#### [Task statement]
Return the full set of entries precisely. Do not carry over any pictures.

#### [Entries shown]
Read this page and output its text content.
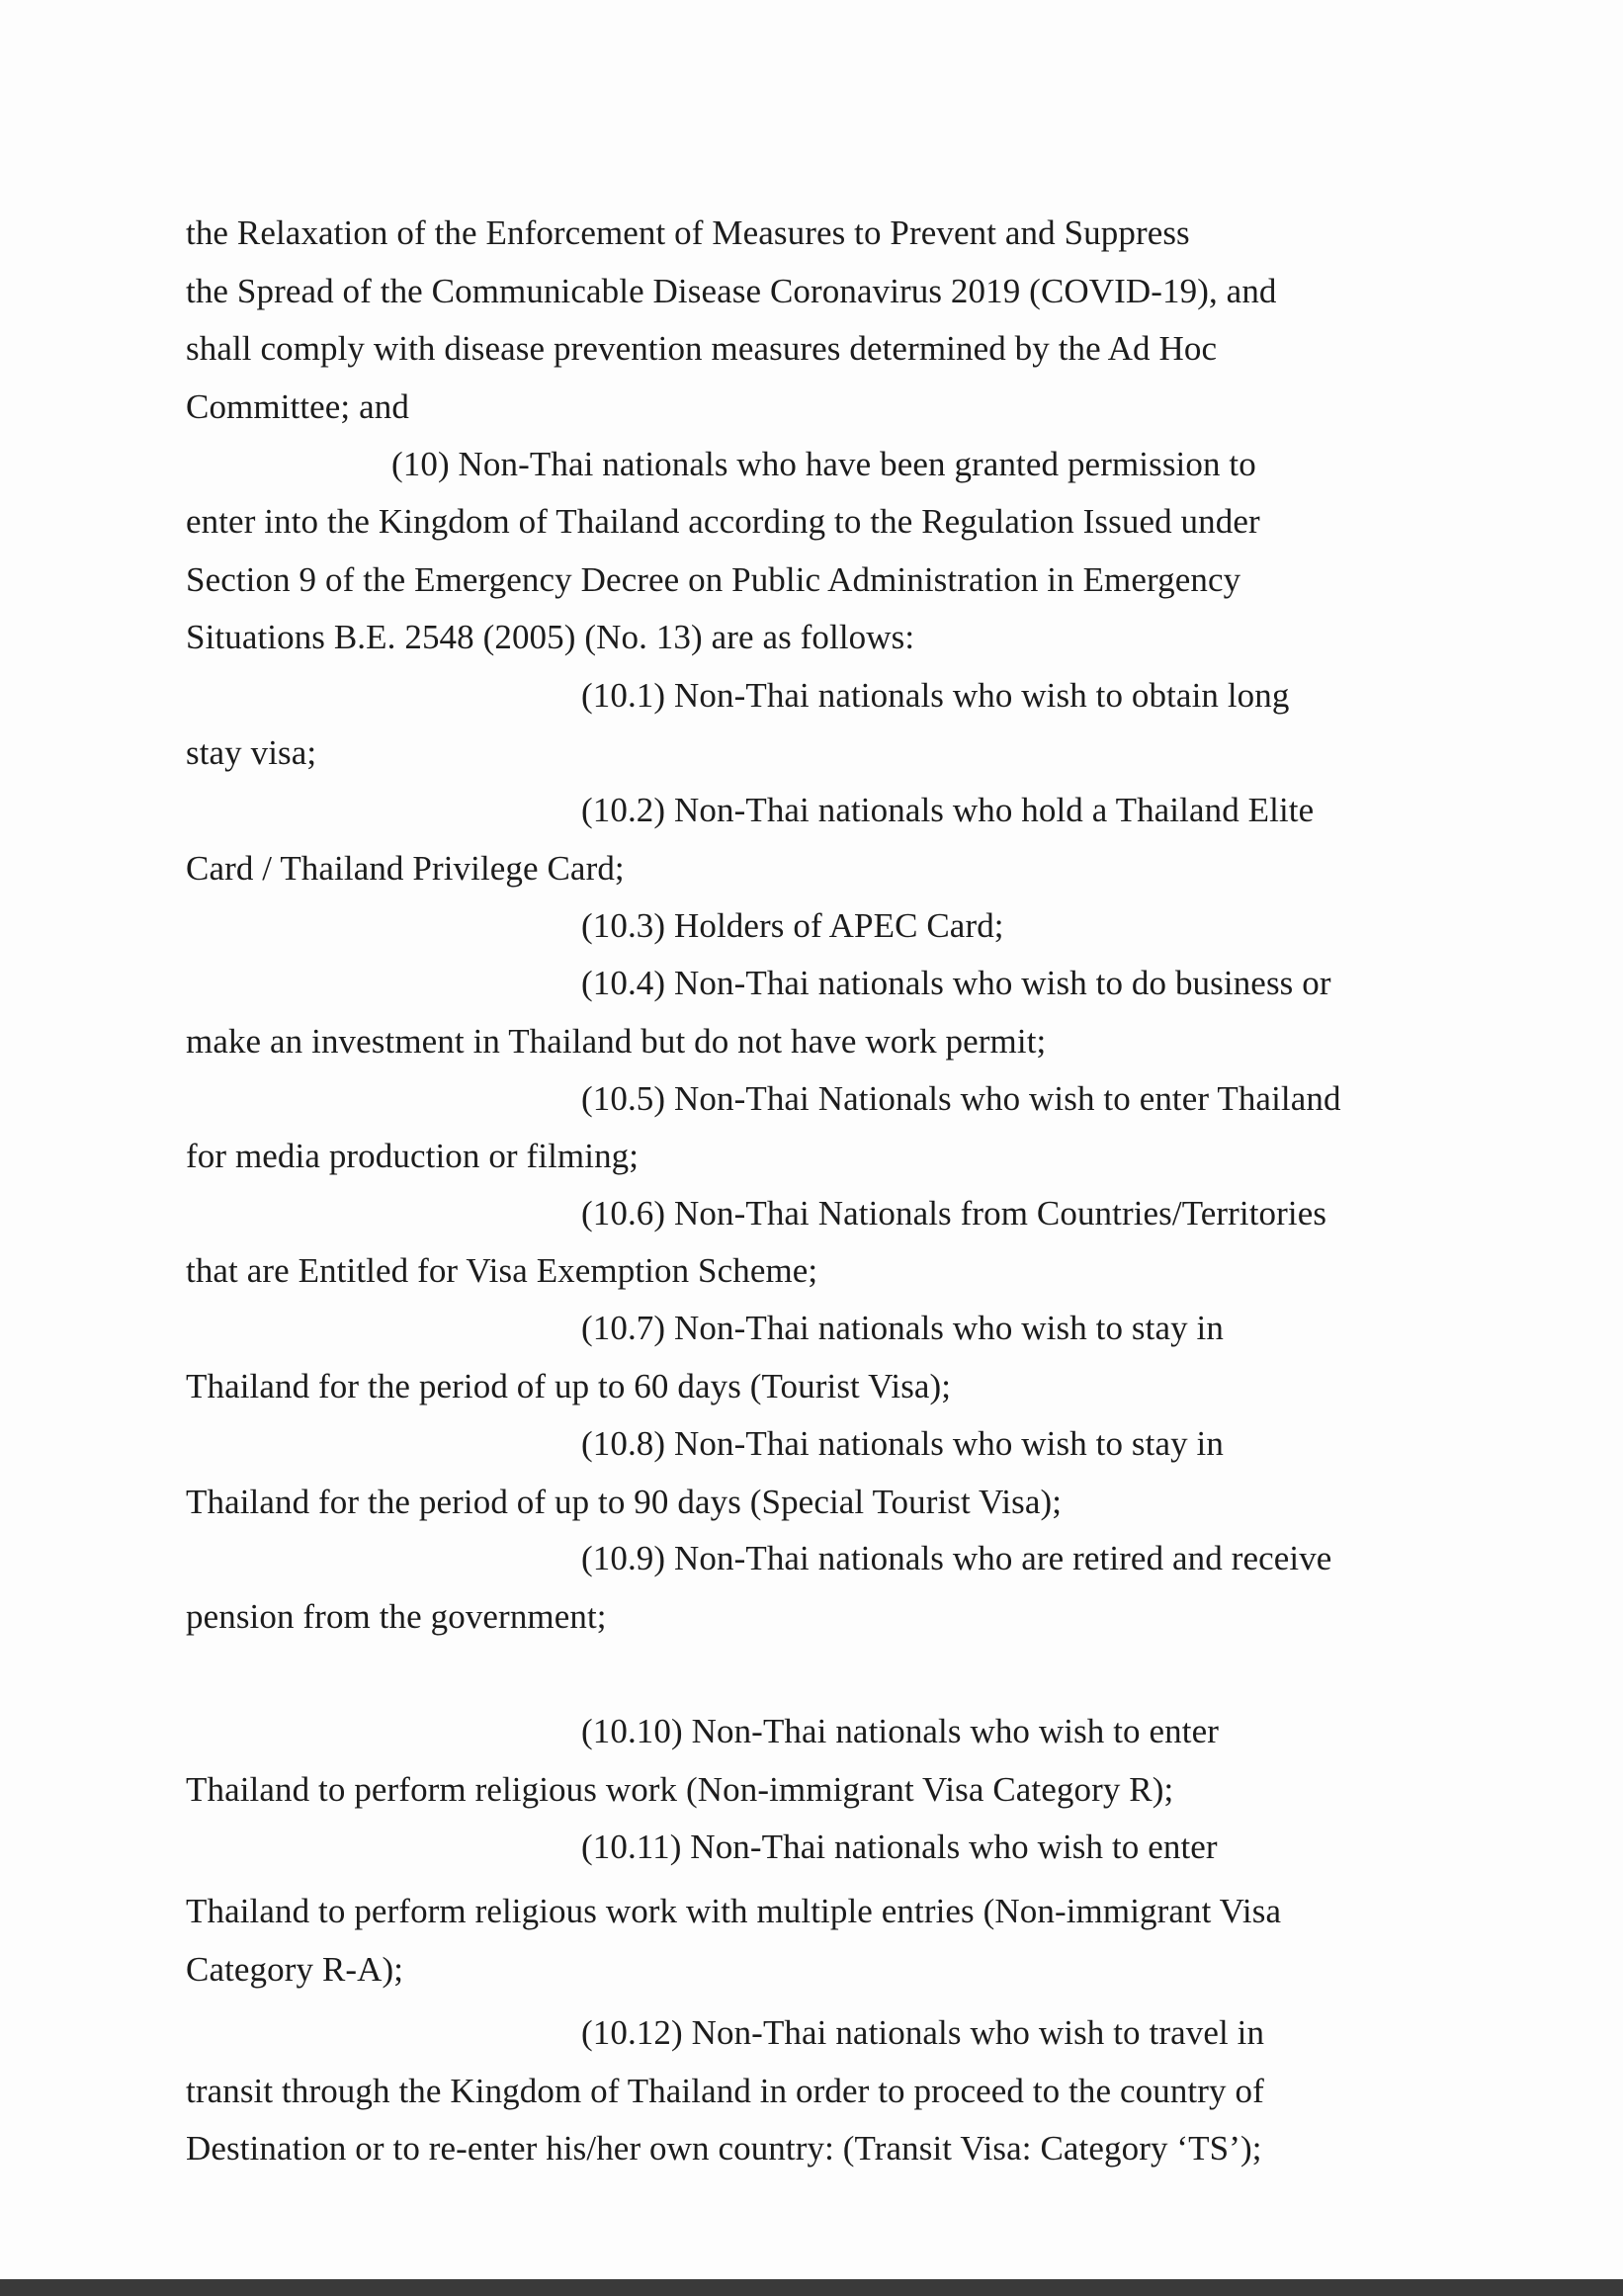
the Relaxation of the Enforcement of Measures to Prevent and Suppress
the Spread of the Communicable Disease Coronavirus 2019 (COVID-19), and
shall comply with disease prevention measures determined by the Ad Hoc
Committee; and
(10) Non-Thai nationals who have been granted permission to
enter into the Kingdom of Thailand according to the Regulation Issued under
Section 9 of the Emergency Decree on Public Administration in Emergency
Situations B.E. 2548 (2005) (No. 13) are as follows:
(10.1) Non-Thai nationals who wish to obtain long
stay visa;
(10.2) Non-Thai nationals who hold a Thailand Elite
Card / Thailand Privilege Card;
(10.3) Holders of APEC Card;
(10.4) Non-Thai nationals who wish to do business or
make an investment in Thailand but do not have work permit;
(10.5) Non-Thai Nationals who wish to enter Thailand
for media production or filming;
(10.6) Non-Thai Nationals from Countries/Territories
that are Entitled for Visa Exemption Scheme;
(10.7) Non-Thai nationals who wish to stay in
Thailand for the period of up to 60 days (Tourist Visa);
(10.8) Non-Thai nationals who wish to stay in
Thailand for the period of up to 90 days (Special Tourist Visa);
(10.9) Non-Thai nationals who are retired and receive
pension from the government;
(10.10) Non-Thai nationals who wish to enter
Thailand to perform religious work (Non-immigrant Visa Category R);
(10.11) Non-Thai nationals who wish to enter
Thailand to perform religious work with multiple entries (Non-immigrant Visa
Category R-A);
(10.12) Non-Thai nationals who wish to travel in
transit through the Kingdom of Thailand in order to proceed to the country of
Destination or to re-enter his/her own country: (Transit Visa: Category ‘TS’);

#### [Output for this task]
Read this page and output its text content.
the Relaxation of the Enforcement of Measures to Prevent and Suppress
the Spread of the Communicable Disease Coronavirus 2019 (COVID-19), and
shall comply with disease prevention measures determined by the Ad Hoc
Committee; and
(10) Non-Thai nationals who have been granted permission to
enter into the Kingdom of Thailand according to the Regulation Issued under
Section 9 of the Emergency Decree on Public Administration in Emergency
Situations B.E. 2548 (2005) (No. 13) are as follows:
(10.1) Non-Thai nationals who wish to obtain long
stay visa;
(10.2) Non-Thai nationals who hold a Thailand Elite
Card / Thailand Privilege Card;
(10.3) Holders of APEC Card;
(10.4) Non-Thai nationals who wish to do business or
make an investment in Thailand but do not have work permit;
(10.5) Non-Thai Nationals who wish to enter Thailand
for media production or filming;
(10.6) Non-Thai Nationals from Countries/Territories
that are Entitled for Visa Exemption Scheme;
(10.7) Non-Thai nationals who wish to stay in
Thailand for the period of up to 60 days (Tourist Visa);
(10.8) Non-Thai nationals who wish to stay in
Thailand for the period of up to 90 days (Special Tourist Visa);
(10.9) Non-Thai nationals who are retired and receive
pension from the government;
(10.10) Non-Thai nationals who wish to enter
Thailand to perform religious work (Non-immigrant Visa Category R);
(10.11) Non-Thai nationals who wish to enter
Thailand to perform religious work with multiple entries (Non-immigrant Visa
Category R-A);
(10.12) Non-Thai nationals who wish to travel in
transit through the Kingdom of Thailand in order to proceed to the country of
Destination or to re-enter his/her own country: (Transit Visa: Category ‘TS’);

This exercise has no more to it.